BRIEF: Render the material again word for word, skipping the pictures in it.

MATERIAL:
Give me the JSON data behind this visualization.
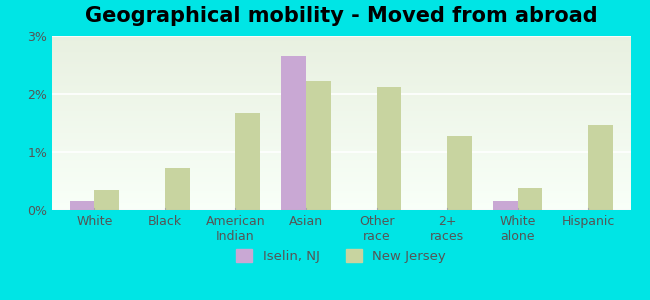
{
  "title": "Geographical mobility - Moved from abroad",
  "categories": [
    "White",
    "Black",
    "American\nIndian",
    "Asian",
    "Other\nrace",
    "2+\nraces",
    "White\nalone",
    "Hispanic"
  ],
  "iselin_values": [
    0.15,
    0.0,
    0.0,
    2.65,
    0.0,
    0.0,
    0.15,
    0.0
  ],
  "nj_values": [
    0.35,
    0.72,
    1.68,
    2.22,
    2.12,
    1.27,
    0.38,
    1.47
  ],
  "iselin_color": "#c9a8d4",
  "nj_color": "#c8d4a0",
  "bg_color": "#00e5e5",
  "plot_bg_top": "#e8f0e0",
  "plot_bg_bottom": "#f8fff8",
  "ylim": [
    0,
    3.0
  ],
  "yticks": [
    0,
    1,
    2,
    3
  ],
  "ytick_labels": [
    "0%",
    "1%",
    "2%",
    "3%"
  ],
  "bar_width": 0.35,
  "legend_labels": [
    "Iselin, NJ",
    "New Jersey"
  ],
  "title_fontsize": 15,
  "tick_fontsize": 9
}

SOLUTION TO THIS EXERCISE:
Give me the JSON data behind this visualization.
{
  "title": "Geographical mobility - Moved from abroad",
  "categories": [
    "White",
    "Black",
    "American\nIndian",
    "Asian",
    "Other\nrace",
    "2+\nraces",
    "White\nalone",
    "Hispanic"
  ],
  "iselin_values": [
    0.15,
    0.0,
    0.0,
    2.65,
    0.0,
    0.0,
    0.15,
    0.0
  ],
  "nj_values": [
    0.35,
    0.72,
    1.68,
    2.22,
    2.12,
    1.27,
    0.38,
    1.47
  ],
  "iselin_color": "#c9a8d4",
  "nj_color": "#c8d4a0",
  "bg_color": "#00e5e5",
  "plot_bg_top": "#e8f0e0",
  "plot_bg_bottom": "#f8fff8",
  "ylim": [
    0,
    3.0
  ],
  "yticks": [
    0,
    1,
    2,
    3
  ],
  "ytick_labels": [
    "0%",
    "1%",
    "2%",
    "3%"
  ],
  "bar_width": 0.35,
  "legend_labels": [
    "Iselin, NJ",
    "New Jersey"
  ],
  "title_fontsize": 15,
  "tick_fontsize": 9
}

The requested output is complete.